--- BEGIN Records supplied ---

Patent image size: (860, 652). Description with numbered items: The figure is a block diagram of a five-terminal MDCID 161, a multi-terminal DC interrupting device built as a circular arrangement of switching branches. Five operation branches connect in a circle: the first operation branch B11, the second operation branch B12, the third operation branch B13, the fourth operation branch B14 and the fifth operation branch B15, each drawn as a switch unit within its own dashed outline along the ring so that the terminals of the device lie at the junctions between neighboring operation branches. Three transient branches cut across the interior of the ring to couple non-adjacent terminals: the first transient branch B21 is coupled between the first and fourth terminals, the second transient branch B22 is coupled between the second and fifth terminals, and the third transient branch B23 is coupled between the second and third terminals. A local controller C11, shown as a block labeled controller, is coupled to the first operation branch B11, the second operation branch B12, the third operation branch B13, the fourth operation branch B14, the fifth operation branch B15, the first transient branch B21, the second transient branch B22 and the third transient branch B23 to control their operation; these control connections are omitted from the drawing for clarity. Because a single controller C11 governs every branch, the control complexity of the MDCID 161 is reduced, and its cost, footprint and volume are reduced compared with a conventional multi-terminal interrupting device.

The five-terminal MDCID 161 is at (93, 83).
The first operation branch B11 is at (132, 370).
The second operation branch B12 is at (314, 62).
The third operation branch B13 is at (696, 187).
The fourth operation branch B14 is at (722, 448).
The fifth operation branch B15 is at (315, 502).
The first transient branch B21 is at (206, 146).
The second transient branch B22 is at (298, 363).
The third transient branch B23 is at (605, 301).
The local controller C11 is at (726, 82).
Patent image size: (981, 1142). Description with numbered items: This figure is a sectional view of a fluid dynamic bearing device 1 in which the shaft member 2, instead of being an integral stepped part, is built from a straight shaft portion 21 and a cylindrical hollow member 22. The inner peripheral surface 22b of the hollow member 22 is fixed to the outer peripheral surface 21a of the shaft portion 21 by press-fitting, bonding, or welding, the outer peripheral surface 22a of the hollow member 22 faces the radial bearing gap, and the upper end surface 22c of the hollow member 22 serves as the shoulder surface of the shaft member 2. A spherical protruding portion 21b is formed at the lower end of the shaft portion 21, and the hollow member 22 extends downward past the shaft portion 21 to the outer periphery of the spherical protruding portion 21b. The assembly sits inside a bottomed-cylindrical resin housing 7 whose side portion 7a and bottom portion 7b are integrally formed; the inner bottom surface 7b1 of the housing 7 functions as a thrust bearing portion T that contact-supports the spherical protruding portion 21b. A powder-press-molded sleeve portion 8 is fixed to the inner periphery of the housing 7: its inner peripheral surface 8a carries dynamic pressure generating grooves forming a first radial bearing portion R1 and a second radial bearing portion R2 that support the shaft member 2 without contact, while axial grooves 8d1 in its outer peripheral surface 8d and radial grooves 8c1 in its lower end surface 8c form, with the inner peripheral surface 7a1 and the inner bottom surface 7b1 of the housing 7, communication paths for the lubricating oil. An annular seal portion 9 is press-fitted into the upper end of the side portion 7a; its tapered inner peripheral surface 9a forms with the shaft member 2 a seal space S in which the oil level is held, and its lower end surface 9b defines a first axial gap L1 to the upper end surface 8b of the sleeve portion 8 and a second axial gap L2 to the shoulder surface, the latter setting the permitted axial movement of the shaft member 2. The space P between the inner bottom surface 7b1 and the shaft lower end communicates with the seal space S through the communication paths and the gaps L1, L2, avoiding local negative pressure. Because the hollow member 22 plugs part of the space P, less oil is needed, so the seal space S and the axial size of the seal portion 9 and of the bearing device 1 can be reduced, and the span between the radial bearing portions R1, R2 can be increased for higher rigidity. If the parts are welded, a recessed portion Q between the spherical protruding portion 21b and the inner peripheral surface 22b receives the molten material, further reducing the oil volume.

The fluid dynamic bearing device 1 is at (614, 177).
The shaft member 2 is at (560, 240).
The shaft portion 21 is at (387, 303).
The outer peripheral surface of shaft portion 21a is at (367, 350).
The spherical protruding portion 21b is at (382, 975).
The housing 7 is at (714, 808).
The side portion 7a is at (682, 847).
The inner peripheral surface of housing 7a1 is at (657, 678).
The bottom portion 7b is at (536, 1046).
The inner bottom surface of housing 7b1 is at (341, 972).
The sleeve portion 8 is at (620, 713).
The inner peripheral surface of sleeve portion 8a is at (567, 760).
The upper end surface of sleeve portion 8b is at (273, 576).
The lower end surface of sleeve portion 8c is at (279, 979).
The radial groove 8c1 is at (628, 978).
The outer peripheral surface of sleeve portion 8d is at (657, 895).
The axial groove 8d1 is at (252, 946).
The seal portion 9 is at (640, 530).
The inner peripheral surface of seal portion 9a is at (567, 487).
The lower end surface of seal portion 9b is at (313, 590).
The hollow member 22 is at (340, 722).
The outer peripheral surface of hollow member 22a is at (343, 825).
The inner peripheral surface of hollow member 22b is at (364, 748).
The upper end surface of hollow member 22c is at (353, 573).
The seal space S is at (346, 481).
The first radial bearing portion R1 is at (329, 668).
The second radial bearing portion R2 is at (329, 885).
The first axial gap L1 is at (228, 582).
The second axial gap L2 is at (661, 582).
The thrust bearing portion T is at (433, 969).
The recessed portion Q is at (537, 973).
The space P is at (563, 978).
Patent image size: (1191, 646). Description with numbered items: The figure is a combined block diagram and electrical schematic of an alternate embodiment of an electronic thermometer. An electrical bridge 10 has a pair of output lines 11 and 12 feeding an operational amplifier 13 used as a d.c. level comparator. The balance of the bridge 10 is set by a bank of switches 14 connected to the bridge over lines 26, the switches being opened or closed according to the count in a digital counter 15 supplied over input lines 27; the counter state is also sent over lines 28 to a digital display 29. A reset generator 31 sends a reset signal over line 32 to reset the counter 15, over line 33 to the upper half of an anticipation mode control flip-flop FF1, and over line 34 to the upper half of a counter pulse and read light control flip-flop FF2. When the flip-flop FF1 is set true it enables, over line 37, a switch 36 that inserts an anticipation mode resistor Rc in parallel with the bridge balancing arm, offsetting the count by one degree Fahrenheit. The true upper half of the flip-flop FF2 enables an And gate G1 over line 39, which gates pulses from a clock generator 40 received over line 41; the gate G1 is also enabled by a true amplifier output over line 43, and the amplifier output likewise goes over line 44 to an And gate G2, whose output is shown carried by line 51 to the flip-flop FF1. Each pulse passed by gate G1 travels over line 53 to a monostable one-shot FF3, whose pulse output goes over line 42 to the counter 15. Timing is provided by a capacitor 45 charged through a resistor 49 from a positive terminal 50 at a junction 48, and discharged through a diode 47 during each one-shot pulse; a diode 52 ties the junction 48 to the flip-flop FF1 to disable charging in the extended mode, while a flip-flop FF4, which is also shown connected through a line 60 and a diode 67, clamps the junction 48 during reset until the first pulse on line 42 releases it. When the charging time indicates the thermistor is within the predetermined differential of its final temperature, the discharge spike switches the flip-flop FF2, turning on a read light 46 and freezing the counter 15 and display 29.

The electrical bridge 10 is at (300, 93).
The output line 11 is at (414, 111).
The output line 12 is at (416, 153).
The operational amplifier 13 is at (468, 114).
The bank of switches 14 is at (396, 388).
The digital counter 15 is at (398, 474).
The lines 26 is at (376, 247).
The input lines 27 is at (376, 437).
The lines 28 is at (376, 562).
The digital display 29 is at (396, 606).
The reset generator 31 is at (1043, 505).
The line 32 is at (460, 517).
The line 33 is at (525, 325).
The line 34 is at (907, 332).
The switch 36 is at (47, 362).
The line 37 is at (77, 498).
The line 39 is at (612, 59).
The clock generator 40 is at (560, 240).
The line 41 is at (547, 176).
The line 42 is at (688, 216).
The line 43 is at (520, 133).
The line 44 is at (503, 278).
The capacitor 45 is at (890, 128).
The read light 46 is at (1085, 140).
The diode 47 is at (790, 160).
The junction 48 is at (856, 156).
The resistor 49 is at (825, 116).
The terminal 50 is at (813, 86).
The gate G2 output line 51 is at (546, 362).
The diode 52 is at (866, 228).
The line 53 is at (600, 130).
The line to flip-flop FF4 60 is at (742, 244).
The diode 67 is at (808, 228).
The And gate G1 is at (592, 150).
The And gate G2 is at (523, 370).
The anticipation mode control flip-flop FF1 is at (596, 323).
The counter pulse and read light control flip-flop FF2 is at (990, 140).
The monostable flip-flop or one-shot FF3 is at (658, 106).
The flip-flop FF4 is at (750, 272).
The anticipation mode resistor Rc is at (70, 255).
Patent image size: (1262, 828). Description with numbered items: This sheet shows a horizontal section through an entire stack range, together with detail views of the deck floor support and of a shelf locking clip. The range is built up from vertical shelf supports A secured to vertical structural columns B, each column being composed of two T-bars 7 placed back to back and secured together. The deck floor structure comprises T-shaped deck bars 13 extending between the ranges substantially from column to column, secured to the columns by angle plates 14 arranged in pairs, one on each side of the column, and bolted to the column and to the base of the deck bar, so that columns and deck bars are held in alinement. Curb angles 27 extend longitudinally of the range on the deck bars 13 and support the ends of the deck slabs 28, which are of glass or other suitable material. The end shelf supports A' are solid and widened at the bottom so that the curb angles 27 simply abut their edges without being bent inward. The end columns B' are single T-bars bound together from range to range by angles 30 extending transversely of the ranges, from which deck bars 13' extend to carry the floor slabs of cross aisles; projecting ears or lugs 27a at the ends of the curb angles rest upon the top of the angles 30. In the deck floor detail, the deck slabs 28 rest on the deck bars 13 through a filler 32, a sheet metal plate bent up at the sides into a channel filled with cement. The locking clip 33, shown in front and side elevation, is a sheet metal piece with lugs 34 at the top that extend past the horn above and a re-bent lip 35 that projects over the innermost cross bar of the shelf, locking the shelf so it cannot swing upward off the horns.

--- END Records supplied ---

> [Task objective]: Pick out every line in the records above that contains the string "fourth". Case counts.

> [Exercise answer]:
Patent image size: (860, 652). Description with numbered items: The figure is a block diagram of a five-terminal MDCID 161, a multi-terminal DC interrupting device built as a circular arrangement of switching branches. Five operation branches connect in a circle: the first operation branch B11, the second operation branch B12, the third operation branch B13, the fourth operation branch B14 and the fifth operation branch B15, each drawn as a switch unit within its own dashed outline along the ring so that the terminals of the device lie at the junctions between neighboring operation branches. Three transient branches cut across the interior of the ring to couple non-adjacent terminals: the first transient branch B21 is coupled between the first and fourth terminals, the second transient branch B22 is coupled between the second and fifth terminals, and the third transient branch B23 is coupled between the second and third terminals. A local controller C11, shown as a block labeled controller, is coupled to the first operation branch B11, the second operation branch B12, the third operation branch B13, the fourth operation branch B14, the fifth operation branch B15, the first transient branch B21, the second transient branch B22 and the third transient branch B23 to control their operation; these control connections are omitted from the drawing for clarity. Because a single controller C11 governs every branch, the control complexity of the MDCID 161 is reduced, and its cost, footprint and volume are reduced compared with a conventional multi-terminal interrupting device.
The fourth operation branch B14 is at (722, 448).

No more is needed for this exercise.